── Source extract ──
Also, your solution doesn't perform any interesting transformation on
args... forwarding functions usually transform some argument(/s) in some
way, or inject additional arguments.
Hard and really lame to write any of the actual meat of the exercise inside
a string.

I'm not saying your solution is bad, just that the problem is bad, and it really sucks that this thread exists. I've been complaining about this since day-one. 'Storage class' is the problem as usual.


July 30, 2020
On Wed, Jul 29, 2020 at 10:55 PM Adam D. Ruppe via Digitalmars-d < digitalmars-d@puremagic.com> wrote:

> On Wednesday, 29 July 2020 at 10:38:29 UTC, Manu wrote:
> > On Wed, Jul 29, 2020 at 9:40 AM Jean-Louis Leroy via
> >> Guaranteed failure then? ;-)
> >
> > Yes.
>
> What's wrong with my solution earlier in the thread?
>

It's pretty good, except my experience is that __parameters works only in
the narrow case of a verbatim forward. I rarely find I need to implement a
verbatim forward; I almost always seem to encounter a forwarding pattern
when it is necessary to perform a parameter transformation of some kind, or
a parameter injection. You need to be able to handle the arguments and
iterate/manipulate them.
I find I'm typically synthesising wrappers or shim's, not verbatim
forwarding... which isn't strictly the topic of this thread, but it's a
100% related problem, and it seems to be what I actually need to do 95% of
the time rather than the challenge in the OP.
───
── Extracted information ──
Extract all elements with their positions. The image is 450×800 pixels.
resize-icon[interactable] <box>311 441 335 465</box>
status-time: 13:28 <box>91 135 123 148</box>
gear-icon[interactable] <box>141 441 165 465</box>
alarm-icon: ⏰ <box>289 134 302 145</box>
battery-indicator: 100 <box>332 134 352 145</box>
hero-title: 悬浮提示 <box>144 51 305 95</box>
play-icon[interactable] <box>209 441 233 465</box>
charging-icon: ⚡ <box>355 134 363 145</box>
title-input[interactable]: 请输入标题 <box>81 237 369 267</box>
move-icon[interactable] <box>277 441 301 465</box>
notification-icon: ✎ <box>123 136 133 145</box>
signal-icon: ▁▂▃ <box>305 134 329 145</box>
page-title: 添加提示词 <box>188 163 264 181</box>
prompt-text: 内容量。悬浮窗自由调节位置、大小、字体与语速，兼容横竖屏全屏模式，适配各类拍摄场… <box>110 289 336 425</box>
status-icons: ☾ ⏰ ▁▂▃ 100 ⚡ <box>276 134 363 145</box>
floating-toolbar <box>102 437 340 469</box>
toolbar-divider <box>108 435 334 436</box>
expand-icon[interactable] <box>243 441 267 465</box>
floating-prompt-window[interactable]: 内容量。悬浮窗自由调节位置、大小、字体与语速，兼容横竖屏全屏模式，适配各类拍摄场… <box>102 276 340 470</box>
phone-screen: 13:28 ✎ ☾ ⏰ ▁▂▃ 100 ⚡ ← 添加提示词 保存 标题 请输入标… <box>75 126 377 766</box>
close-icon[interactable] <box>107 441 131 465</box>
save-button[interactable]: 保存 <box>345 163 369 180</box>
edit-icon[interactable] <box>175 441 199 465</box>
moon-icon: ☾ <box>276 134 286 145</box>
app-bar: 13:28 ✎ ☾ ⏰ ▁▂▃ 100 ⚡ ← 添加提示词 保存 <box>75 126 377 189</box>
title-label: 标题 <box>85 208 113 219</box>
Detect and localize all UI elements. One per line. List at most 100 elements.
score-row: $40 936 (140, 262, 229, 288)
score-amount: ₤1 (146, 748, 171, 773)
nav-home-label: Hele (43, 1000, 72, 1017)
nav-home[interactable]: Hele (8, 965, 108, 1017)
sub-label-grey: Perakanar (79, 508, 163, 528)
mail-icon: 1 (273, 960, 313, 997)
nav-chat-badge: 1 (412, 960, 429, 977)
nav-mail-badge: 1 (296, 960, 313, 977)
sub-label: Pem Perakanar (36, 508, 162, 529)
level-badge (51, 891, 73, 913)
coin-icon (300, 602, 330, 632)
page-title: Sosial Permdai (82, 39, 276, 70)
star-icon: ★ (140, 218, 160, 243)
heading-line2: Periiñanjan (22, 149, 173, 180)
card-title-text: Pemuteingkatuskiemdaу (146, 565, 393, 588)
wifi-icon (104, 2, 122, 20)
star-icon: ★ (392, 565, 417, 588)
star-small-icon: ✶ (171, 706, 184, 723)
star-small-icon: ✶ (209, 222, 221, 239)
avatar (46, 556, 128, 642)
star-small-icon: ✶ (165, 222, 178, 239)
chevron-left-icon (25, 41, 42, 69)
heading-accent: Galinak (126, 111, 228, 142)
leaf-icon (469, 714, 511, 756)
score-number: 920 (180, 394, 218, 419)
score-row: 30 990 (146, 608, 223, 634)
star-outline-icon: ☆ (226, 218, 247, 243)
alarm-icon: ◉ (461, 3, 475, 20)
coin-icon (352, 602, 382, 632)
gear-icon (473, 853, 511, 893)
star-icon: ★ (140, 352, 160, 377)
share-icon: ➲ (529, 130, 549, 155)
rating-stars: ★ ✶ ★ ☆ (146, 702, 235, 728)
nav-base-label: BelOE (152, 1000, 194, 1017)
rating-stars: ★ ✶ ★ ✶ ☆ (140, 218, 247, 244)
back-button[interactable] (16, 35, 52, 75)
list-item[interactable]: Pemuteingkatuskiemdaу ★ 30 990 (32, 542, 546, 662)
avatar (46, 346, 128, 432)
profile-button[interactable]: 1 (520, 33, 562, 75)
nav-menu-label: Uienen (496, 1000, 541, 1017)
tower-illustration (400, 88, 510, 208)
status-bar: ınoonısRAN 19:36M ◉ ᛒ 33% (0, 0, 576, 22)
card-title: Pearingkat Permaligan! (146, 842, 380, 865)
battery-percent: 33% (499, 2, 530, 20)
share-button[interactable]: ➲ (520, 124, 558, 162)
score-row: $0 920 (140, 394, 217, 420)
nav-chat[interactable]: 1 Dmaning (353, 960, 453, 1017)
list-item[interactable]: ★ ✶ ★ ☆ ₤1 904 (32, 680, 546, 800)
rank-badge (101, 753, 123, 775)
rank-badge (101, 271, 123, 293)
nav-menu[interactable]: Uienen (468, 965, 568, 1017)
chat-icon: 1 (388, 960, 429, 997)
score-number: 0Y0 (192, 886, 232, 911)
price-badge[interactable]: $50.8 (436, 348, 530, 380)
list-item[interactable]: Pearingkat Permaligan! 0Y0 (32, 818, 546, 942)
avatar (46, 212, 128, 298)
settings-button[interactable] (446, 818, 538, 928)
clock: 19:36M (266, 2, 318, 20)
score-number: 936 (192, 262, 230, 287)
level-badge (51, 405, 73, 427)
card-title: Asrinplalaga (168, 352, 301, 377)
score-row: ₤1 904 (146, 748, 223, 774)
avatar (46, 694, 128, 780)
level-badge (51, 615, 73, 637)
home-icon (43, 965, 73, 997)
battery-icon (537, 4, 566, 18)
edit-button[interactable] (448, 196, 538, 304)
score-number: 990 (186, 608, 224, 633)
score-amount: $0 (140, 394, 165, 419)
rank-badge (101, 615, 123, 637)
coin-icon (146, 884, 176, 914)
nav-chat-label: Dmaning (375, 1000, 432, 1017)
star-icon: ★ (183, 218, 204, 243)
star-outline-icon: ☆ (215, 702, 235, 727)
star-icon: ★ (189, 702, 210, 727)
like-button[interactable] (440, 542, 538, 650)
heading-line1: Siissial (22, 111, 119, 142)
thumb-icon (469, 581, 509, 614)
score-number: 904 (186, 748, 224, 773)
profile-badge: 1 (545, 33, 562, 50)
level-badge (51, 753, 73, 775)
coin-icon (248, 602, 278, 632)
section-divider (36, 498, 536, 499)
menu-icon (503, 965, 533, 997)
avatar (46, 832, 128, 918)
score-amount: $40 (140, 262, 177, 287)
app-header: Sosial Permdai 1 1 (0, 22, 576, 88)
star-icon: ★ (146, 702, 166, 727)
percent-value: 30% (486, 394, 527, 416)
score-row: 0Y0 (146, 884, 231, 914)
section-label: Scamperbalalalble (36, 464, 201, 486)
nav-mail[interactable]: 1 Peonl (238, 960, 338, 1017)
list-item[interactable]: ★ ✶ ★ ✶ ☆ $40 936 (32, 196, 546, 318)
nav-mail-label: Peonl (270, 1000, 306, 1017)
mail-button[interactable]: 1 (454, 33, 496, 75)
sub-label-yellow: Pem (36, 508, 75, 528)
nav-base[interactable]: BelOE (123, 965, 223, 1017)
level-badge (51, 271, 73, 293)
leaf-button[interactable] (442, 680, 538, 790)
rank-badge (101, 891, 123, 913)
───
Activities |
• a. Which people does the mailing-list excerpt name? List every one.
• b. How would you render this sentence from the mailing-list excerpt in Spanish: "You need to be able to handle the arguments and iterate/manipulate them."
• c. Can you carry the mailing-list excerpt on forwarding functions forward with a few more sentences, picking up after its last sentence?

Written answers |
• a. Adam D. Ruppe, Manu, Jean-Louis Leroy

• b. Necesitas poder manejar los argumentos e iterarlos/manipularlos.

• c.
July 30, 2020
On Thursday, 30 July 2020 at 01:31:59 UTC, Manu wrote:

> Also, your solution doesn't perform any interesting transformation on
> args... forwarding functions usually transform some argument(/s) in some
> way, or inject additional arguments.

I struggled with that in openmethods where transformations do occur, and that's why I created this thingy: https://github.com/aliak00/bolts/blob/master/source/bolts/experimental/refraction.d, which allows you to create a function from a function, while manipulating its "aspects" in any way you want.

But yeah it's just a saner way of building a string mixin, and annoyingly, they are almost inevitable...just creating a function with anything but a fixed name requires a string mixin afaik..

Andrei's challenge and Adam's variation are among the simplest cases because the storage classes and function attributes can be inferred from the wrapped function. std.typecons.wrap, on the other hand, has to mess with function attributes.